◆ **PROBLEM TO SOLVE**:
Find every line in the records below that holds the word "Hosp", and copy it out.

— START DATA SUPPLIED —

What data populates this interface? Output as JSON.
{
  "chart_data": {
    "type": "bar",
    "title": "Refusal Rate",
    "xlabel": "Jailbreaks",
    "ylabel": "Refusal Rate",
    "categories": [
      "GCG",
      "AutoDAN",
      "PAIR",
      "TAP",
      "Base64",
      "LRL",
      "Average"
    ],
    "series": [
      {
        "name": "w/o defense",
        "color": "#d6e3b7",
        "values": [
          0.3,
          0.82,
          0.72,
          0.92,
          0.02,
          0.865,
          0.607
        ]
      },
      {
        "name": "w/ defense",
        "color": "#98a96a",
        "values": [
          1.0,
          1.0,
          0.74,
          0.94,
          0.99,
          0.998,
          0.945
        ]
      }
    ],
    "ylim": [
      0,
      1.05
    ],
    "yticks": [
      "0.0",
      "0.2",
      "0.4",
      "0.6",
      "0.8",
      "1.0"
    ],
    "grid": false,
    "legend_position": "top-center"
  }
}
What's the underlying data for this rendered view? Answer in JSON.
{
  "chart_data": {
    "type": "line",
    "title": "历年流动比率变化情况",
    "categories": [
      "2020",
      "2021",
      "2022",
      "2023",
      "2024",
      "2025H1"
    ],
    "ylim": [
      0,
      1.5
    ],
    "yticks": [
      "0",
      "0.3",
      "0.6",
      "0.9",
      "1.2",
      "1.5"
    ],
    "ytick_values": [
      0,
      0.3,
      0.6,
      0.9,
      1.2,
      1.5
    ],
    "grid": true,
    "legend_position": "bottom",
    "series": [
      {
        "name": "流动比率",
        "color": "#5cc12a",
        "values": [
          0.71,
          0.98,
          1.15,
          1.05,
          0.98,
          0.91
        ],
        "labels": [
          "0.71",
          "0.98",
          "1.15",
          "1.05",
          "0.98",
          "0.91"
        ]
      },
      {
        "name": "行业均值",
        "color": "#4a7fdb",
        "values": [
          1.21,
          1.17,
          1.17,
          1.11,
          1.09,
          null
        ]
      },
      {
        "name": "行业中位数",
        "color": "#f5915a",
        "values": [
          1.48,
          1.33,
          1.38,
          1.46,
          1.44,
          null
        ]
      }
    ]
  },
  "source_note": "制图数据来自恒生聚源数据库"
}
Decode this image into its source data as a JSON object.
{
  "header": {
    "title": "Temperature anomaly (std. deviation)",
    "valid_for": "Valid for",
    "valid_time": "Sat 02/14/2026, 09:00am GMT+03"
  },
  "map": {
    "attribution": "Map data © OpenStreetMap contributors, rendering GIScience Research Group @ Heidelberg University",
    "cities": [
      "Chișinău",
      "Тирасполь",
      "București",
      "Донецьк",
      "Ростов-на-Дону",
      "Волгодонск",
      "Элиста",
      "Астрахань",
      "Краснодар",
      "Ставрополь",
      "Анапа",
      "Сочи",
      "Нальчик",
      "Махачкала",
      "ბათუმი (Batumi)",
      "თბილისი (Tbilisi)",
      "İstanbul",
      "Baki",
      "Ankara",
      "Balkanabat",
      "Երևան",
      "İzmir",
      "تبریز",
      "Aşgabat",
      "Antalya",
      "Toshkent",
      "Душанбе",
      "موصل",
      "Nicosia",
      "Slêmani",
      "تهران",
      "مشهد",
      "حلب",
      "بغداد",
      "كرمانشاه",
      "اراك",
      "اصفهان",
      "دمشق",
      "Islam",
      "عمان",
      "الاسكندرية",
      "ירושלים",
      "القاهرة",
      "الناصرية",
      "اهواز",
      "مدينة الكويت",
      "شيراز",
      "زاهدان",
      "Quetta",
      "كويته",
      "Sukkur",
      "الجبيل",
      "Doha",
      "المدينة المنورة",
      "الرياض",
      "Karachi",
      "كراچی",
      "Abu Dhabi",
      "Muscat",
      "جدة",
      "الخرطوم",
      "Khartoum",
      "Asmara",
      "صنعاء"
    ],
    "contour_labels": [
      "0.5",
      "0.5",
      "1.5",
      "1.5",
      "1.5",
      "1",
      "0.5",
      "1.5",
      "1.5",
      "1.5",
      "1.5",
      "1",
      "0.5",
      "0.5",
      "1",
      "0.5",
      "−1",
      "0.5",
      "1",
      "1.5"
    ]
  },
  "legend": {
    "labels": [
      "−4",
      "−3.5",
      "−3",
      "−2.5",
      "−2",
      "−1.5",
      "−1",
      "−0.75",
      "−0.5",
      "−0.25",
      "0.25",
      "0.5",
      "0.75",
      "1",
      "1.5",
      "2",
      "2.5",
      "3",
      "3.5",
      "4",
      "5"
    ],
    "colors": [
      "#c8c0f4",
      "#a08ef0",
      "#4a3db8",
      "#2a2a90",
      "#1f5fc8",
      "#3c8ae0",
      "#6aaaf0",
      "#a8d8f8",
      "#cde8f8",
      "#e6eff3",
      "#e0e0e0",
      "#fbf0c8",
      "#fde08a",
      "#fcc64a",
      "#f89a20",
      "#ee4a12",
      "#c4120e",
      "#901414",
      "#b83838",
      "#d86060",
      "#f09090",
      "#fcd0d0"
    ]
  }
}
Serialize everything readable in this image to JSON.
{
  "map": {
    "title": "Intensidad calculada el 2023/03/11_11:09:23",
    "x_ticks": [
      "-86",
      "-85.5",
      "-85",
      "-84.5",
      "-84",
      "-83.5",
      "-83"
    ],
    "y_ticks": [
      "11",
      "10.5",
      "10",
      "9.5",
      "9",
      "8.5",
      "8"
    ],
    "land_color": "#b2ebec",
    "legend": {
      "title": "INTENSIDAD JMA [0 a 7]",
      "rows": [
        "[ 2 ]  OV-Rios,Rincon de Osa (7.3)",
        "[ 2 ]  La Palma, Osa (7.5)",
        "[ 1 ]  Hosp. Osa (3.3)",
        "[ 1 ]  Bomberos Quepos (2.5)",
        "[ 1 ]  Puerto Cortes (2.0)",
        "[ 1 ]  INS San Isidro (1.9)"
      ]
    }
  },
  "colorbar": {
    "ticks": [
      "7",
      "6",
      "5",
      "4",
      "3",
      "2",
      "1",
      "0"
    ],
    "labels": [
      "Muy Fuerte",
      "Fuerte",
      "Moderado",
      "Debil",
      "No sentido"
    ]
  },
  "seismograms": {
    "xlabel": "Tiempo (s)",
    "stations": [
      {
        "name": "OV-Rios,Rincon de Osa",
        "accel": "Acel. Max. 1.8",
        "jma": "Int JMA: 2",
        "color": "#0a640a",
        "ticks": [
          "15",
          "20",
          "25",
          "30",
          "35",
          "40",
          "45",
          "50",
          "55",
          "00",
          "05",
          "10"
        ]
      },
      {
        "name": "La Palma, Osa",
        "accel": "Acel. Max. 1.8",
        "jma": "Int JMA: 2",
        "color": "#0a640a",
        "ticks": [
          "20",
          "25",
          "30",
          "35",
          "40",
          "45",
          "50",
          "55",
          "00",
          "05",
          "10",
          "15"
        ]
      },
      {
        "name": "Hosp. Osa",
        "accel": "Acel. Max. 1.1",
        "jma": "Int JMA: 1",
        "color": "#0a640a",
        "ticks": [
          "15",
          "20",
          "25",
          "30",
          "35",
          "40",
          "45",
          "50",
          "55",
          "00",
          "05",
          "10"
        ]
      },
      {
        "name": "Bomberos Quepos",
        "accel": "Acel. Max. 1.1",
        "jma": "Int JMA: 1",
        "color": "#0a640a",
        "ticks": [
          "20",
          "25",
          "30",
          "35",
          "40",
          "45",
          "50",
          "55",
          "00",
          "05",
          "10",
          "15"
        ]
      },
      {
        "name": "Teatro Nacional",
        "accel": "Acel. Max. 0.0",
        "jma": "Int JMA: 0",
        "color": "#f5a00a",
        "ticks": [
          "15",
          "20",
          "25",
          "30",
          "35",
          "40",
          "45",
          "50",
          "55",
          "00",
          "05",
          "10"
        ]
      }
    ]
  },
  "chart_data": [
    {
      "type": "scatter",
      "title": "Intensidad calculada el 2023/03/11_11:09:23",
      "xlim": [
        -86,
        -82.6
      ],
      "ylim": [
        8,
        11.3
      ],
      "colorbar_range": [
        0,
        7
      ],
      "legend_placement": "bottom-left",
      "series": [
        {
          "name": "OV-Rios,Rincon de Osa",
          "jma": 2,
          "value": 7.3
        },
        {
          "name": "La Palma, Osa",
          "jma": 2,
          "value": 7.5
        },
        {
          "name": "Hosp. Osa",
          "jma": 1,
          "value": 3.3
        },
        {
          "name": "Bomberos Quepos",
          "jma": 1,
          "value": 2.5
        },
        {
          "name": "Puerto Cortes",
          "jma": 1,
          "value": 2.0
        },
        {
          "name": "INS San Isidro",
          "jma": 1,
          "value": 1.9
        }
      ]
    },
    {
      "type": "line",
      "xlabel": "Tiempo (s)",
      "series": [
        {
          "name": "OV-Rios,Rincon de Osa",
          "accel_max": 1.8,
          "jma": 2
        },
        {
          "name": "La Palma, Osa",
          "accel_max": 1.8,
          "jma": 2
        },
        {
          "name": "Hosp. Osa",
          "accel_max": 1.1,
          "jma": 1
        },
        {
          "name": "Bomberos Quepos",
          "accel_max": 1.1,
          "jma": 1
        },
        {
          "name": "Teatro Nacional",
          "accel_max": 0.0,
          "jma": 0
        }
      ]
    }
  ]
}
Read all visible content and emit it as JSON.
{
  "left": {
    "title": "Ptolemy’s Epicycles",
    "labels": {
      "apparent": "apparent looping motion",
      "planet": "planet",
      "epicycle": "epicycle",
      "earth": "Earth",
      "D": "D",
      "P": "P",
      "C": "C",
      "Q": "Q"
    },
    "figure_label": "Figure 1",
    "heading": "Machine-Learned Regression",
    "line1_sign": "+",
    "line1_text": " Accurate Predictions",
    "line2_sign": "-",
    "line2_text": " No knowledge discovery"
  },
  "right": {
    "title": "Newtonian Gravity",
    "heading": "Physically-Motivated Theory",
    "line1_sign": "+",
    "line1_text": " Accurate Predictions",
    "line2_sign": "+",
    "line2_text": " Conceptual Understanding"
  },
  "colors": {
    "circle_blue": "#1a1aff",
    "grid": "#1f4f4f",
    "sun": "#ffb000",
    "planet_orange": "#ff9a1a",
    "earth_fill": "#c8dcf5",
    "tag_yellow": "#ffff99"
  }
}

— END DATA SUPPLIED —

◆ **EXERCISE RESPONSE**:
        "[ 1 ]  Hosp. Osa (3.3)",
        "name": "Hosp. Osa",
          "name": "Hosp. Osa",
          "name": "Hosp. Osa",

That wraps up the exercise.